*Short exercise:*
Write the records below out in full, character for character, with no pictures.

--- start ---

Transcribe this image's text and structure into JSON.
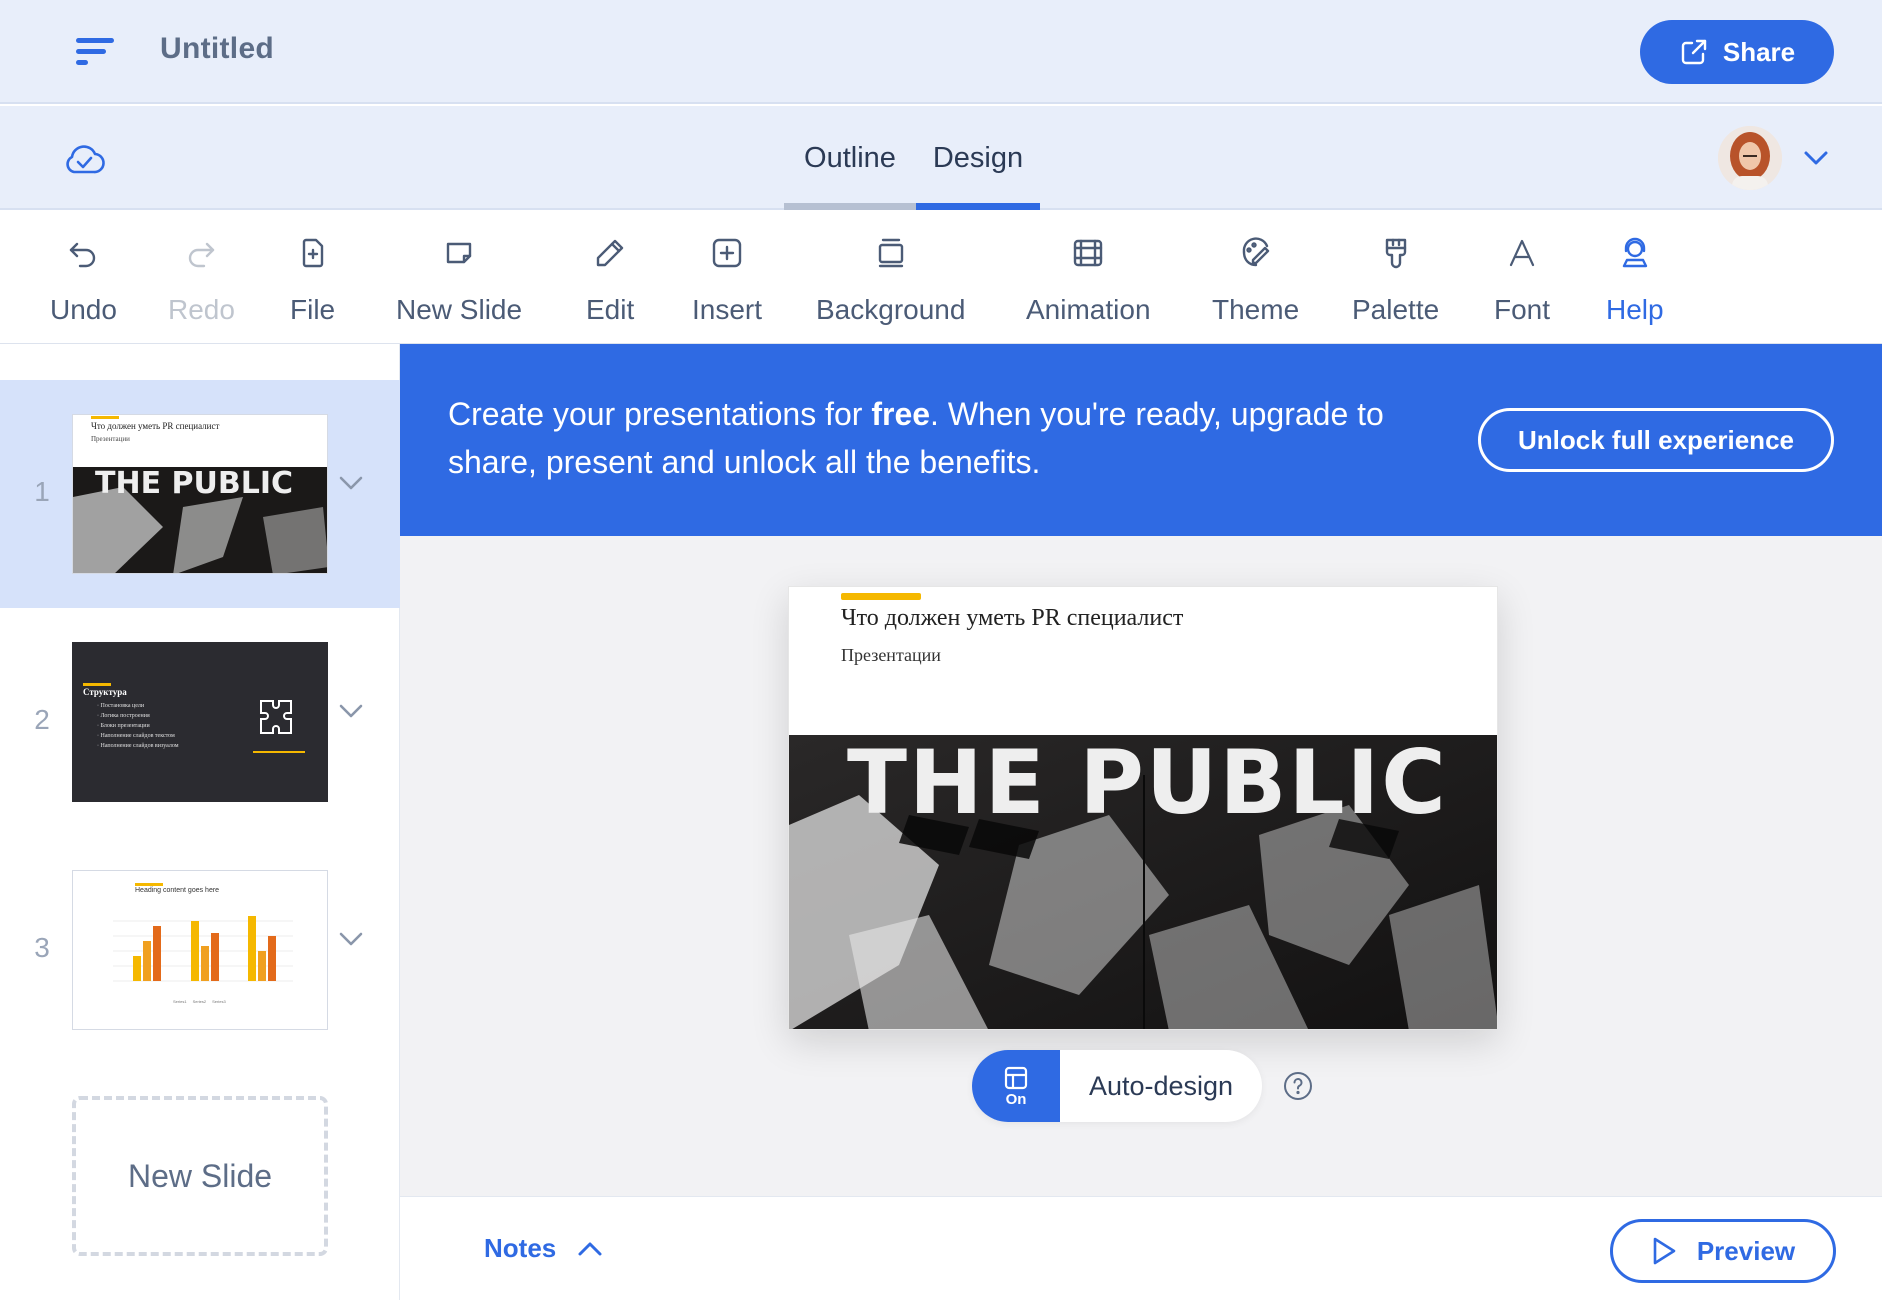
{
  "header": {
    "title": "Untitled",
    "share_label": "Share"
  },
  "nav": {
    "tabs": [
      {
        "label": "Outline",
        "active": false
      },
      {
        "label": "Design",
        "active": true
      }
    ]
  },
  "toolbar": {
    "items": [
      {
        "label": "Undo",
        "icon": "undo-icon",
        "enabled": true
      },
      {
        "label": "Redo",
        "icon": "redo-icon",
        "enabled": false
      },
      {
        "label": "File",
        "icon": "file-icon",
        "enabled": true
      },
      {
        "label": "New Slide",
        "icon": "new-slide-icon",
        "enabled": true
      },
      {
        "label": "Edit",
        "icon": "pencil-icon",
        "enabled": true
      },
      {
        "label": "Insert",
        "icon": "insert-icon",
        "enabled": true
      },
      {
        "label": "Background",
        "icon": "background-icon",
        "enabled": true
      },
      {
        "label": "Animation",
        "icon": "animation-icon",
        "enabled": true
      },
      {
        "label": "Theme",
        "icon": "theme-icon",
        "enabled": true
      },
      {
        "label": "Palette",
        "icon": "palette-icon",
        "enabled": true
      },
      {
        "label": "Font",
        "icon": "font-icon",
        "enabled": true
      },
      {
        "label": "Help",
        "icon": "help-icon",
        "enabled": true
      }
    ]
  },
  "banner": {
    "text_before": "Create your presentations for ",
    "text_bold": "free",
    "text_after": ". When you're ready, upgrade to share, present and unlock all the benefits.",
    "button_label": "Unlock full experience"
  },
  "slides": [
    {
      "number": "1",
      "active": true,
      "title": "Что должен уметь PR специалист",
      "subtitle": "Презентации",
      "image_text": "THE PUBLIC"
    },
    {
      "number": "2",
      "active": false,
      "title": "Структура",
      "bullets": [
        "Постановка цели",
        "Логика построения",
        "Блоки презентации",
        "Наполнение слайдов текстом",
        "Наполнение слайдов визуалом"
      ]
    },
    {
      "number": "3",
      "active": false,
      "title": "Heading content goes here",
      "legend": [
        "Series1",
        "Series2",
        "Series3"
      ]
    }
  ],
  "new_slide_label": "New Slide",
  "main_slide": {
    "title": "Что должен уметь PR специалист",
    "subtitle": "Презентации",
    "image_text": "THE PUBLIC"
  },
  "auto_design": {
    "state": "On",
    "label": "Auto-design"
  },
  "footer": {
    "notes_label": "Notes",
    "preview_label": "Preview"
  },
  "colors": {
    "accent": "#2f6ae3",
    "header_bg": "#e8eefa",
    "slide_accent": "#f5b800"
  }
}
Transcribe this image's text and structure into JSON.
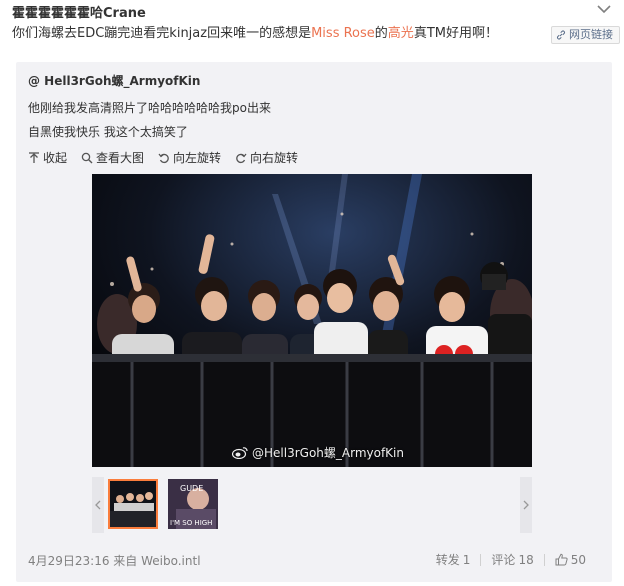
{
  "post": {
    "author": "霍霍霍霍霍霍哈Crane",
    "text_parts": [
      "你们海螺去EDC蹦完迪看完kinjaz回来唯一的感想是",
      "Miss Rose",
      "的",
      "高光",
      "真TM好用啊！"
    ],
    "link_button": "网页链接"
  },
  "repost": {
    "author": "@ Hell3rGoh螺_ArmyofKin",
    "line1": "他刚给我发高清照片了哈哈哈哈哈哈我po出来",
    "line2": "自黑使我快乐 我这个太搞笑了",
    "actions": {
      "collapse": "收起",
      "view_large": "查看大图",
      "rotate_left": "向左旋转",
      "rotate_right": "向右旋转"
    },
    "watermark": "@Hell3rGoh螺_ArmyofKin",
    "thumb2_text": "GUDE\nI'M SO HIGH",
    "timestamp": "4月29日23:16 来自 Weibo.intl",
    "repost_label": "转发",
    "repost_count": "1",
    "comment_label": "评论",
    "comment_count": "18",
    "like_count": "50"
  },
  "colors": {
    "highlight": "#eb7350",
    "link": "#5b6e8a",
    "accent": "#fa7d3c"
  },
  "icons": [
    "chevron-down-icon",
    "link-icon",
    "collapse-icon",
    "zoom-icon",
    "rotate-left-icon",
    "rotate-right-icon",
    "weibo-icon",
    "like-icon"
  ]
}
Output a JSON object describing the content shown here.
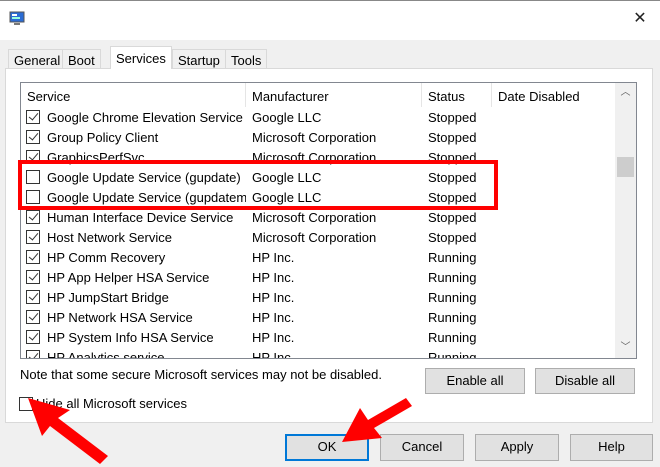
{
  "window": {
    "close_icon": "close-icon",
    "app_icon": "msconfig-icon"
  },
  "tabs": [
    {
      "label": "General"
    },
    {
      "label": "Boot"
    },
    {
      "label": "Services",
      "active": true
    },
    {
      "label": "Startup"
    },
    {
      "label": "Tools"
    }
  ],
  "table": {
    "columns": [
      "Service",
      "Manufacturer",
      "Status",
      "Date Disabled"
    ],
    "rows": [
      {
        "checked": true,
        "service": "Google Chrome Elevation Service",
        "manufacturer": "Google LLC",
        "status": "Stopped",
        "date": ""
      },
      {
        "checked": true,
        "service": "Group Policy Client",
        "manufacturer": "Microsoft Corporation",
        "status": "Stopped",
        "date": ""
      },
      {
        "checked": true,
        "service": "GraphicsPerfSvc",
        "manufacturer": "Microsoft Corporation",
        "status": "Stopped",
        "date": ""
      },
      {
        "checked": false,
        "service": "Google Update Service (gupdate)",
        "manufacturer": "Google LLC",
        "status": "Stopped",
        "date": ""
      },
      {
        "checked": false,
        "service": "Google Update Service (gupdatem)",
        "manufacturer": "Google LLC",
        "status": "Stopped",
        "date": ""
      },
      {
        "checked": true,
        "service": "Human Interface Device Service",
        "manufacturer": "Microsoft Corporation",
        "status": "Stopped",
        "date": ""
      },
      {
        "checked": true,
        "service": "Host Network Service",
        "manufacturer": "Microsoft Corporation",
        "status": "Stopped",
        "date": ""
      },
      {
        "checked": true,
        "service": "HP Comm Recovery",
        "manufacturer": "HP Inc.",
        "status": "Running",
        "date": ""
      },
      {
        "checked": true,
        "service": "HP App Helper HSA Service",
        "manufacturer": "HP Inc.",
        "status": "Running",
        "date": ""
      },
      {
        "checked": true,
        "service": "HP JumpStart Bridge",
        "manufacturer": "HP Inc.",
        "status": "Running",
        "date": ""
      },
      {
        "checked": true,
        "service": "HP Network HSA Service",
        "manufacturer": "HP Inc.",
        "status": "Running",
        "date": ""
      },
      {
        "checked": true,
        "service": "HP System Info HSA Service",
        "manufacturer": "HP Inc.",
        "status": "Running",
        "date": ""
      },
      {
        "checked": true,
        "service": "HP Analytics service",
        "manufacturer": "HP Inc.",
        "status": "Running",
        "date": ""
      }
    ]
  },
  "note": "Note that some secure Microsoft services may not be disabled.",
  "enable_all": "Enable all",
  "disable_all": "Disable all",
  "hide_ms": {
    "label": "Hide all Microsoft services",
    "checked": false
  },
  "buttons": {
    "ok": "OK",
    "cancel": "Cancel",
    "apply": "Apply",
    "help": "Help"
  },
  "annotation": {
    "color": "#ff0000"
  }
}
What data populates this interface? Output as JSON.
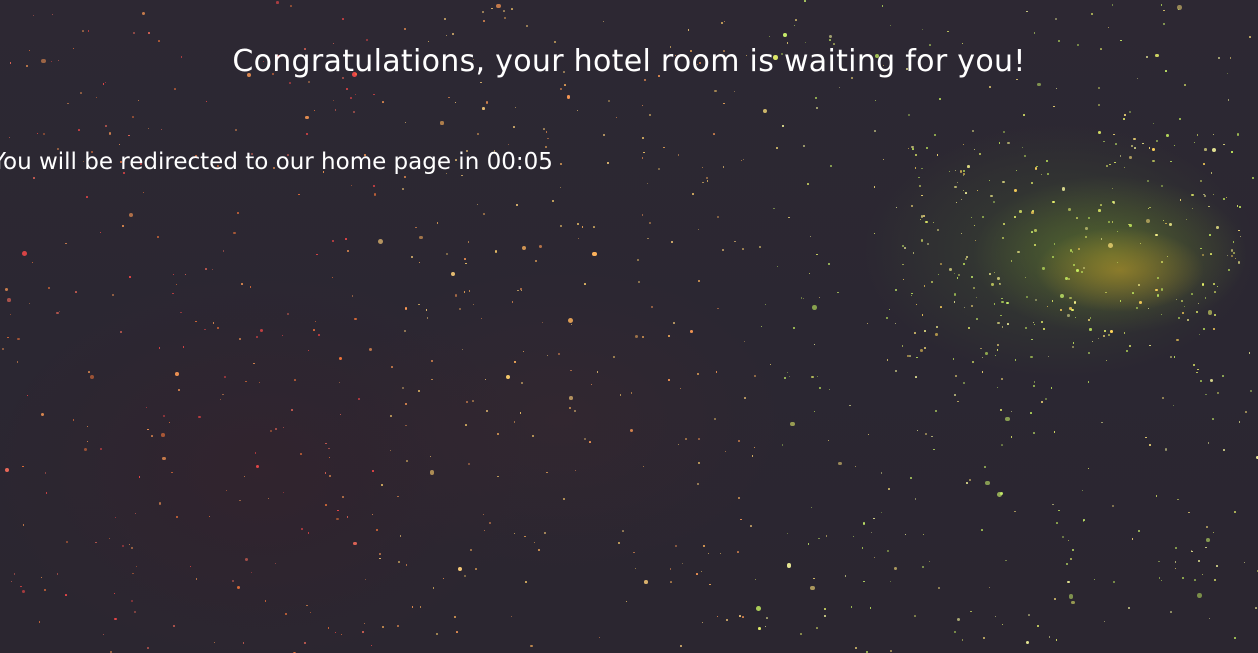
{
  "headline": "Congratulations, your hotel room is waiting for you!",
  "redirect": {
    "message": "You will be redirected to our home page in",
    "countdown": "00:05"
  },
  "background": {
    "image": "starry-night-sky",
    "base_color": "#2c2733",
    "nebula_color": "#8fae3a",
    "warm_star_color": "#ff8a3d",
    "red_star_color": "#ff2a44"
  }
}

--- end ---

*Solved exercise:*
Transcribe this image's text and structure into JSON.
{
  "header": {
    "title": "Untitled",
    "share_label": "Share"
  },
  "nav": {
    "tabs": [
      {
        "label": "Outline",
        "active": false
      },
      {
        "label": "Design",
        "active": true
      }
    ]
  },
  "toolbar": {
    "items": [
      {
        "label": "Undo",
        "icon": "undo-icon",
        "enabled": true
      },
      {
        "label": "Redo",
        "icon": "redo-icon",
        "enabled": false
      },
      {
        "label": "File",
        "icon": "file-icon",
        "enabled": true
      },
      {
        "label": "New Slide",
        "icon": "new-slide-icon",
        "enabled": true
      },
      {
        "label": "Edit",
        "icon": "pencil-icon",
        "enabled": true
      },
      {
        "label": "Insert",
        "icon": "insert-icon",
        "enabled": true
      },
      {
        "label": "Background",
        "icon": "background-icon",
        "enabled": true
      },
      {
        "label": "Animation",
        "icon": "animation-icon",
        "enabled": true
      },
      {
        "label": "Theme",
        "icon": "theme-icon",
        "enabled": true
      },
      {
        "label": "Palette",
        "icon": "palette-icon",
        "enabled": true
      },
      {
        "label": "Font",
        "icon": "font-icon",
        "enabled": true
      },
      {
        "label": "Help",
        "icon": "help-icon",
        "enabled": true
      }
    ]
  },
  "banner": {
    "text_before": "Create your presentations for ",
    "text_bold": "free",
    "text_after": ". When you're ready, upgrade to share, present and unlock all the benefits.",
    "button_label": "Unlock full experience"
  },
  "slides": [
    {
      "number": "1",
      "active": true,
      "title": "Что должен уметь PR специалист",
      "subtitle": "Презентации",
      "image_text": "THE PUBLIC"
    },
    {
      "number": "2",
      "active": false,
      "title": "Структура",
      "bullets": [
        "Постановка цели",
        "Логика построения",
        "Блоки презентации",
        "Наполнение слайдов текстом",
        "Наполнение слайдов визуалом"
      ]
    },
    {
      "number": "3",
      "active": false,
      "title": "Heading content goes here",
      "legend": [
        "Series1",
        "Series2",
        "Series3"
      ]
    }
  ],
  "new_slide_label": "New Slide",
  "main_slide": {
    "title": "Что должен уметь PR специалист",
    "subtitle": "Презентации",
    "image_text": "THE PUBLIC"
  },
  "auto_design": {
    "state": "On",
    "label": "Auto-design"
  },
  "footer": {
    "notes_label": "Notes",
    "preview_label": "Preview"
  },
  "colors": {
    "accent": "#2f6ae3",
    "header_bg": "#e8eefa",
    "slide_accent": "#f5b800"
  }
}
Transcribe this image's text and structure into JSON.
{
  "post": {
    "author": "霍霍霍霍霍霍哈Crane",
    "text_parts": [
      "你们海螺去EDC蹦完迪看完kinjaz回来唯一的感想是",
      "Miss Rose",
      "的",
      "高光",
      "真TM好用啊！"
    ],
    "link_button": "网页链接"
  },
  "repost": {
    "author": "@ Hell3rGoh螺_ArmyofKin",
    "line1": "他刚给我发高清照片了哈哈哈哈哈哈我po出来",
    "line2": "自黑使我快乐 我这个太搞笑了",
    "actions": {
      "collapse": "收起",
      "view_large": "查看大图",
      "rotate_left": "向左旋转",
      "rotate_right": "向右旋转"
    },
    "watermark": "@Hell3rGoh螺_ArmyofKin",
    "thumb2_text": "GUDE\nI'M SO HIGH",
    "timestamp": "4月29日23:16 来自 Weibo.intl",
    "repost_label": "转发",
    "repost_count": "1",
    "comment_label": "评论",
    "comment_count": "18",
    "like_count": "50"
  },
  "colors": {
    "highlight": "#eb7350",
    "link": "#5b6e8a",
    "accent": "#fa7d3c"
  },
  "icons": [
    "chevron-down-icon",
    "link-icon",
    "collapse-icon",
    "zoom-icon",
    "rotate-left-icon",
    "rotate-right-icon",
    "weibo-icon",
    "like-icon"
  ]
}
Output a JSON object describing the content shown here.
{
  "window": {
    "close_icon": "close-icon",
    "app_icon": "msconfig-icon"
  },
  "tabs": [
    {
      "label": "General"
    },
    {
      "label": "Boot"
    },
    {
      "label": "Services",
      "active": true
    },
    {
      "label": "Startup"
    },
    {
      "label": "Tools"
    }
  ],
  "table": {
    "columns": [
      "Service",
      "Manufacturer",
      "Status",
      "Date Disabled"
    ],
    "rows": [
      {
        "checked": true,
        "service": "Google Chrome Elevation Service",
        "manufacturer": "Google LLC",
        "status": "Stopped",
        "date": ""
      },
      {
        "checked": true,
        "service": "Group Policy Client",
        "manufacturer": "Microsoft Corporation",
        "status": "Stopped",
        "date": ""
      },
      {
        "checked": true,
        "service": "GraphicsPerfSvc",
        "manufacturer": "Microsoft Corporation",
        "status": "Stopped",
        "date": ""
      },
      {
        "checked": false,
        "service": "Google Update Service (gupdate)",
        "manufacturer": "Google LLC",
        "status": "Stopped",
        "date": ""
      },
      {
        "checked": false,
        "service": "Google Update Service (gupdatem)",
        "manufacturer": "Google LLC",
        "status": "Stopped",
        "date": ""
      },
      {
        "checked": true,
        "service": "Human Interface Device Service",
        "manufacturer": "Microsoft Corporation",
        "status": "Stopped",
        "date": ""
      },
      {
        "checked": true,
        "service": "Host Network Service",
        "manufacturer": "Microsoft Corporation",
        "status": "Stopped",
        "date": ""
      },
      {
        "checked": true,
        "service": "HP Comm Recovery",
        "manufacturer": "HP Inc.",
        "status": "Running",
        "date": ""
      },
      {
        "checked": true,
        "service": "HP App Helper HSA Service",
        "manufacturer": "HP Inc.",
        "status": "Running",
        "date": ""
      },
      {
        "checked": true,
        "service": "HP JumpStart Bridge",
        "manufacturer": "HP Inc.",
        "status": "Running",
        "date": ""
      },
      {
        "checked": true,
        "service": "HP Network HSA Service",
        "manufacturer": "HP Inc.",
        "status": "Running",
        "date": ""
      },
      {
        "checked": true,
        "service": "HP System Info HSA Service",
        "manufacturer": "HP Inc.",
        "status": "Running",
        "date": ""
      },
      {
        "checked": true,
        "service": "HP Analytics service",
        "manufacturer": "HP Inc.",
        "status": "Running",
        "date": ""
      }
    ]
  },
  "note": "Note that some secure Microsoft services may not be disabled.",
  "enable_all": "Enable all",
  "disable_all": "Disable all",
  "hide_ms": {
    "label": "Hide all Microsoft services",
    "checked": false
  },
  "buttons": {
    "ok": "OK",
    "cancel": "Cancel",
    "apply": "Apply",
    "help": "Help"
  },
  "annotation": {
    "color": "#ff0000"
  }
}
What data populates this interface? Output as JSON.
{
  "headline": "Congratulations, your hotel room is waiting for you!",
  "redirect": {
    "message": "You will be redirected to our home page in",
    "countdown": "00:05"
  },
  "background": {
    "image": "starry-night-sky",
    "base_color": "#2c2733",
    "nebula_color": "#8fae3a",
    "warm_star_color": "#ff8a3d",
    "red_star_color": "#ff2a44"
  }
}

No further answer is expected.